Look below for the line with "Enumerate this screenshot's", then repeat it and all lines after it, exactly, minus any pictures.

━━━━━ INPUT ROWS

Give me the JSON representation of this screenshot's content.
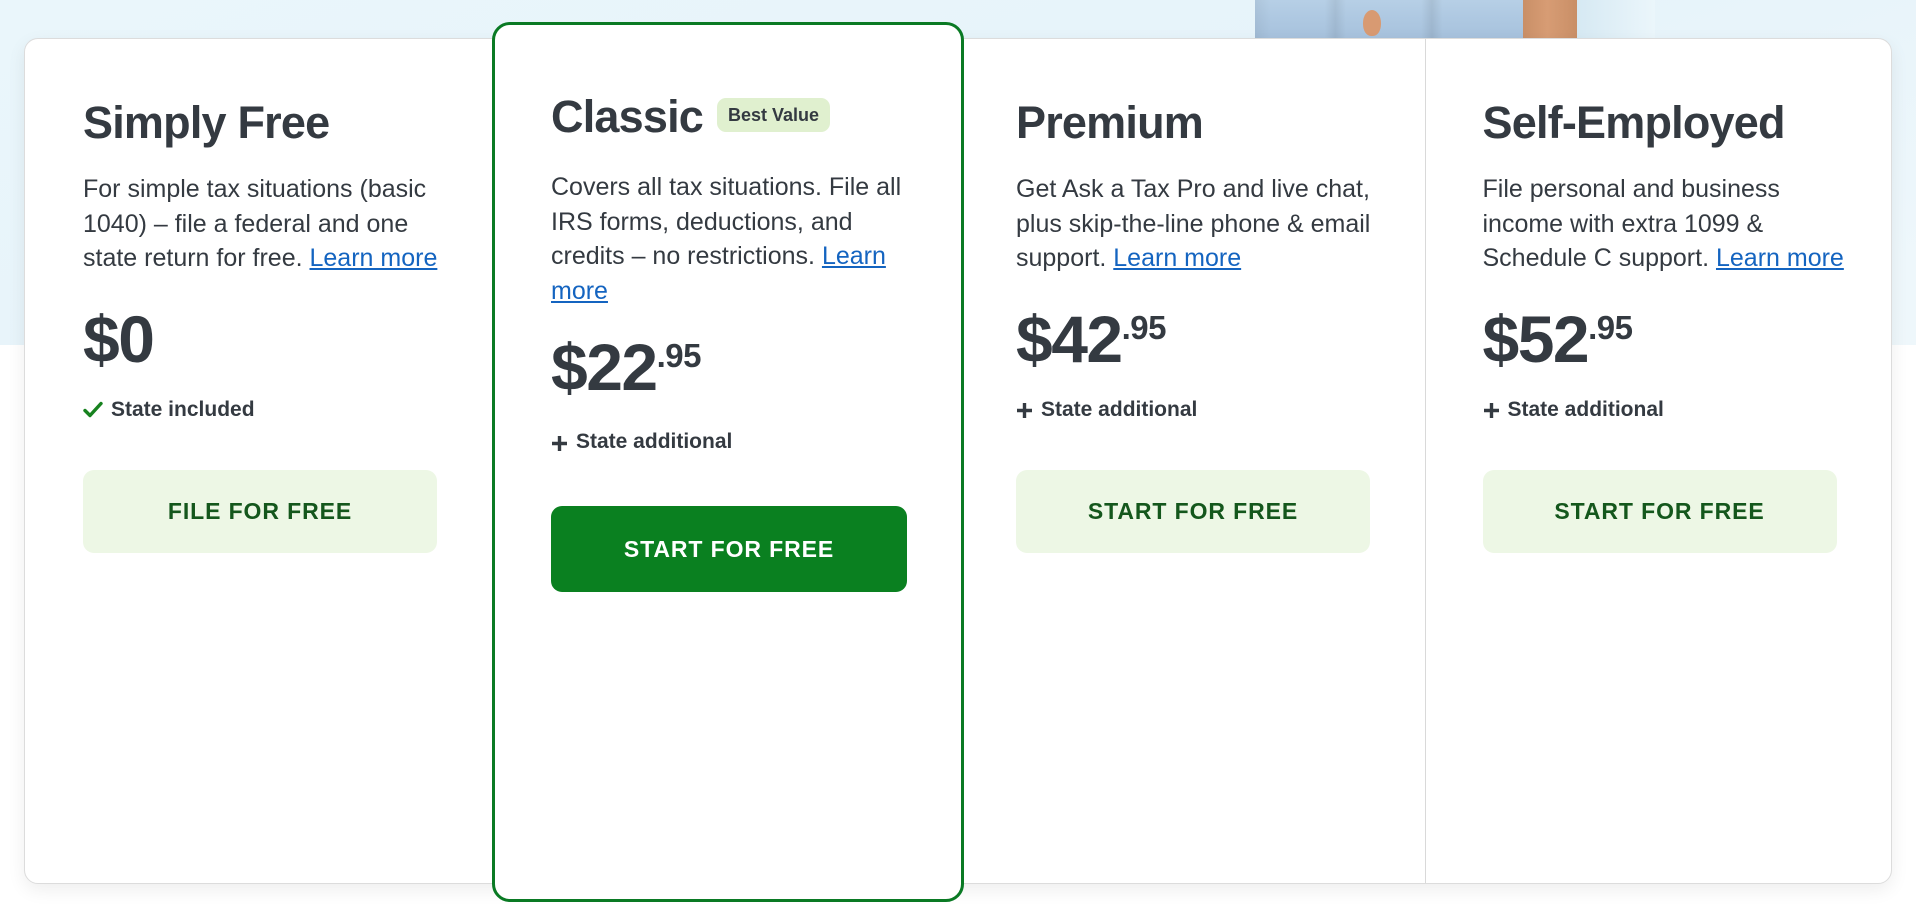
{
  "colors": {
    "brand_green": "#0a8020",
    "featured_border": "#0a7a24",
    "soft_green_bg": "#edf7e5",
    "soft_green_text": "#14571c",
    "badge_bg": "#e0f0cf",
    "link_blue": "#1464c0",
    "text_dark": "#343a41",
    "check_green": "#17821f",
    "panel_border": "#dcdcdc",
    "page_bg_top": "#eaf6fb"
  },
  "plans": [
    {
      "id": "simply-free",
      "title": "Simply Free",
      "badge": null,
      "description_text": "For simple tax situations (basic 1040) – file a federal and one state return for free. ",
      "description_link": "Learn more",
      "price_dollars": "$0",
      "price_cents": "",
      "state_icon": "check-icon",
      "state_note": "State included",
      "cta_label": "FILE FOR FREE",
      "cta_style": "soft",
      "featured": false
    },
    {
      "id": "classic",
      "title": "Classic",
      "badge": "Best Value",
      "description_text": "Covers all tax situations. File all IRS forms, deductions, and credits – no restrictions. ",
      "description_link": "Learn more",
      "price_dollars": "$22",
      "price_cents": ".95",
      "state_icon": "plus-icon",
      "state_note": "State additional",
      "cta_label": "START FOR FREE",
      "cta_style": "solid",
      "featured": true
    },
    {
      "id": "premium",
      "title": "Premium",
      "badge": null,
      "description_text": "Get Ask a Tax Pro and live chat, plus skip-the-line phone & email support. ",
      "description_link": "Learn more",
      "price_dollars": "$42",
      "price_cents": ".95",
      "state_icon": "plus-icon",
      "state_note": "State additional",
      "cta_label": "START FOR FREE",
      "cta_style": "soft",
      "featured": false
    },
    {
      "id": "self-employed",
      "title": "Self-Employed",
      "badge": null,
      "description_text": "File personal and business income with extra 1099 & Schedule C support. ",
      "description_link": "Learn more",
      "price_dollars": "$52",
      "price_cents": ".95",
      "state_icon": "plus-icon",
      "state_note": "State additional",
      "cta_label": "START FOR FREE",
      "cta_style": "soft",
      "featured": false
    }
  ],
  "hero": {
    "image_description": "person wearing light blue denim jeans"
  }
}
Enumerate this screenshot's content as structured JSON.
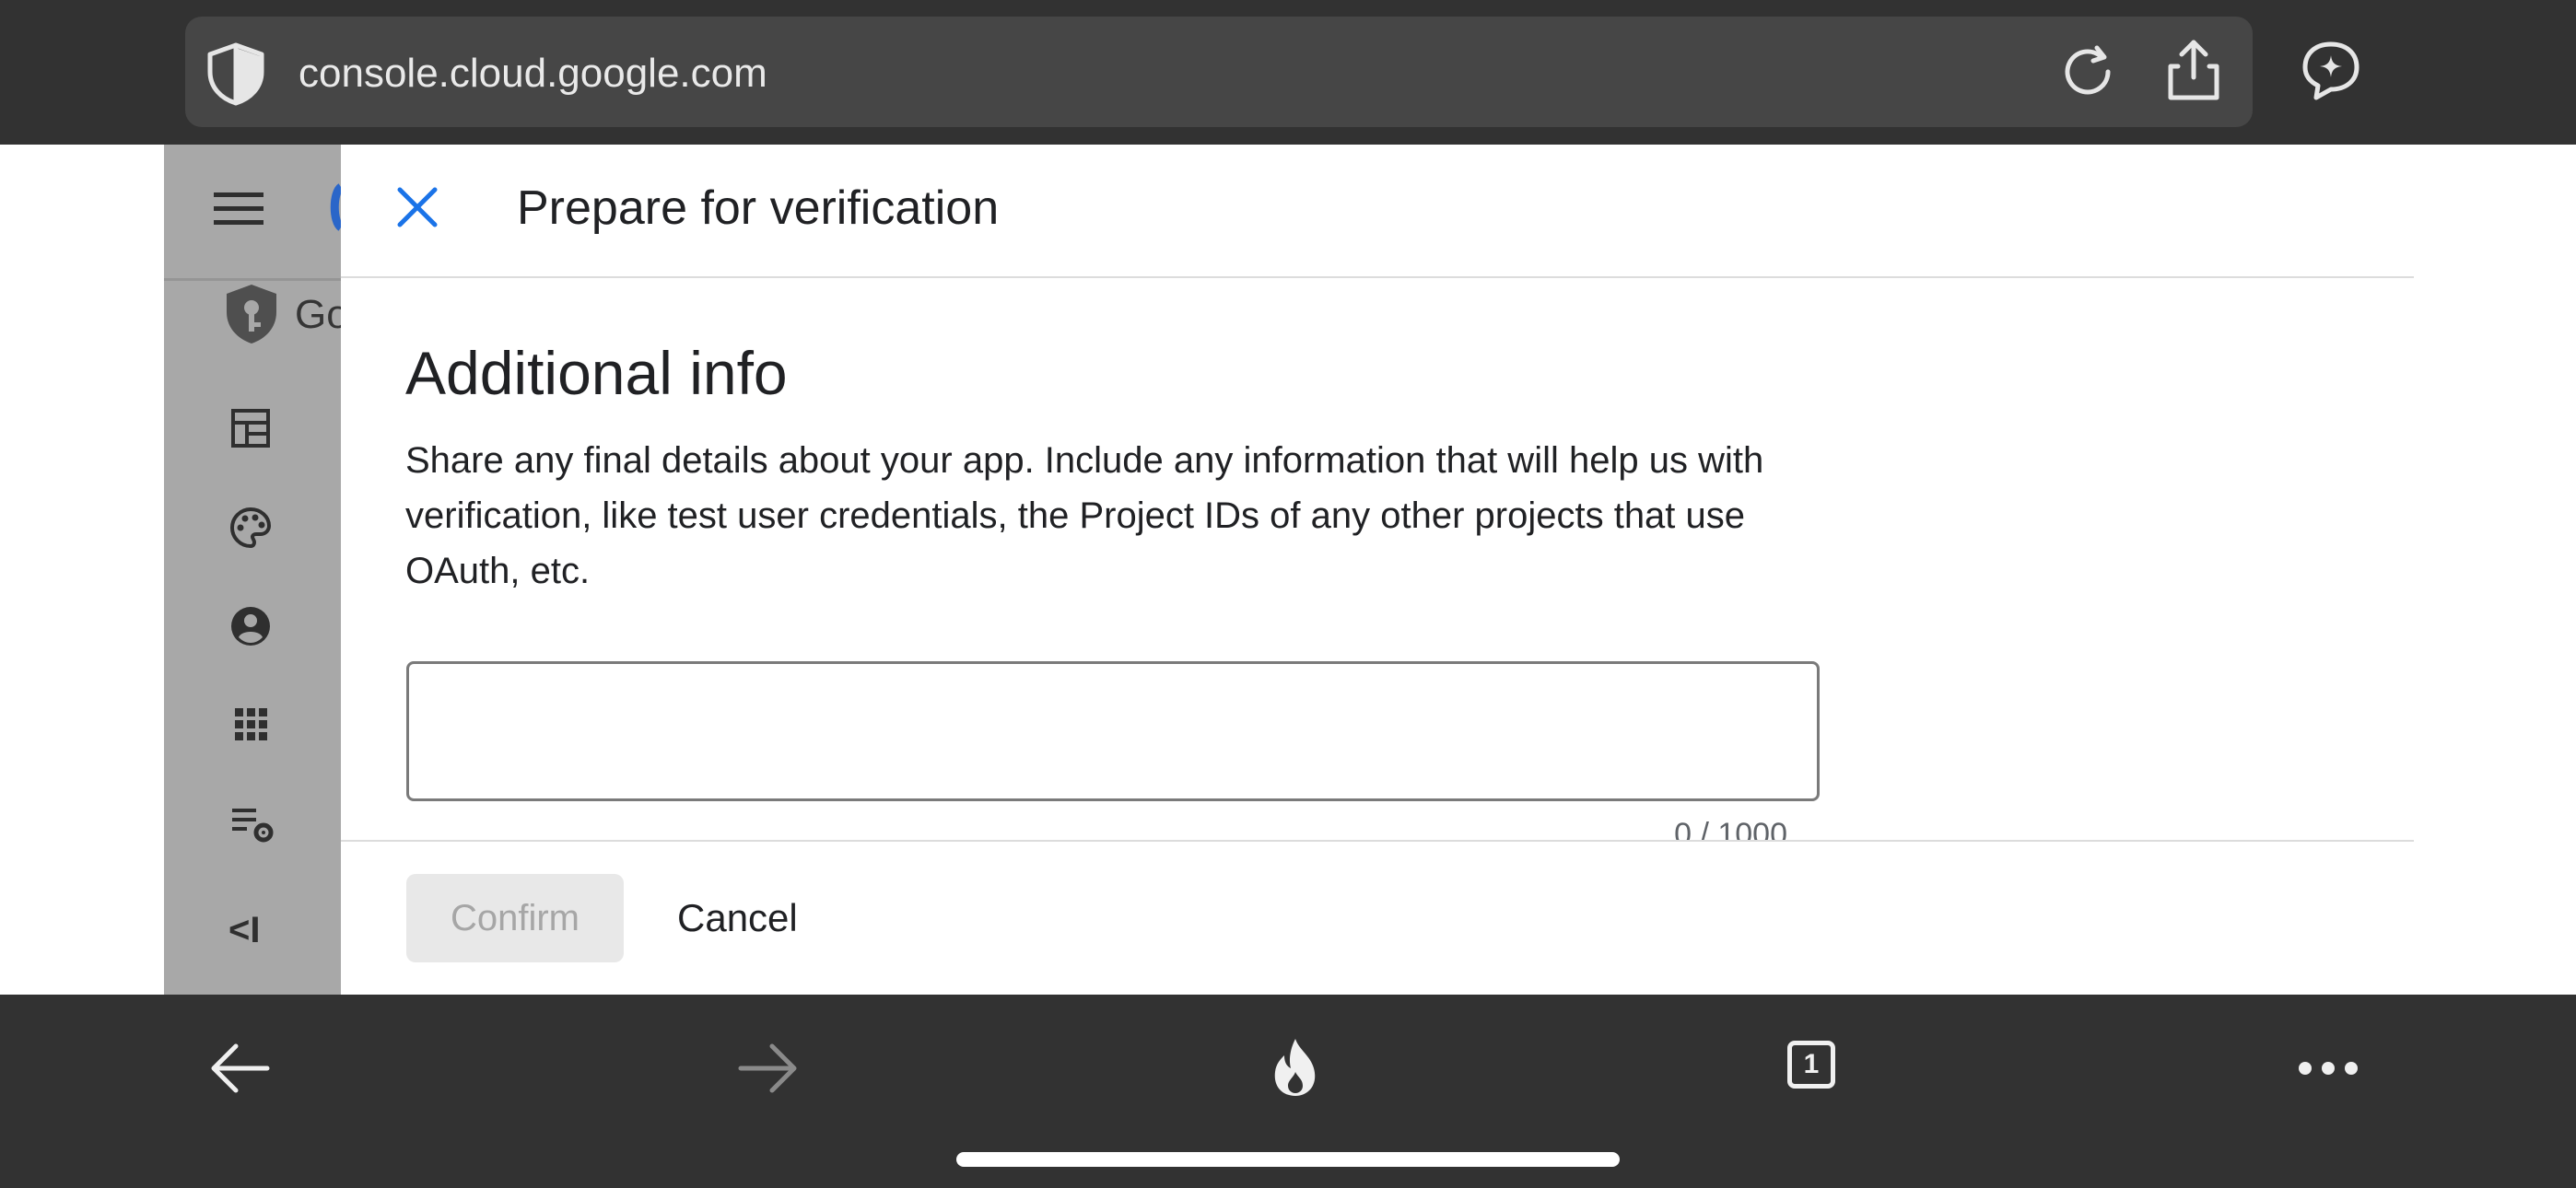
{
  "browser": {
    "url": "console.cloud.google.com",
    "tab_count": "1"
  },
  "console": {
    "product_initials": "Go"
  },
  "dialog": {
    "title": "Prepare for verification",
    "section_title": "Additional info",
    "description": "Share any final details about your app. Include any information that will help us with verification, like test user credentials, the Project IDs of any other projects that use OAuth, etc.",
    "textarea_value": "",
    "char_count": "0 / 1000",
    "confirm_label": "Confirm",
    "cancel_label": "Cancel",
    "confirm_enabled": false
  },
  "colors": {
    "accent_blue": "#1a73e8",
    "browser_chrome": "#323232"
  }
}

━━━━━━━━━━

### [EXPECTED ANSWER]
Enumerate this screenshot's content as structured JSON.
{
  "browser": {
    "url": "console.cloud.google.com",
    "tab_count": "1"
  },
  "console": {
    "product_initials": "Go"
  },
  "dialog": {
    "title": "Prepare for verification",
    "section_title": "Additional info",
    "description": "Share any final details about your app. Include any information that will help us with verification, like test user credentials, the Project IDs of any other projects that use OAuth, etc.",
    "textarea_value": "",
    "char_count": "0 / 1000",
    "confirm_label": "Confirm",
    "cancel_label": "Cancel",
    "confirm_enabled": false
  },
  "colors": {
    "accent_blue": "#1a73e8",
    "browser_chrome": "#323232"
  }
}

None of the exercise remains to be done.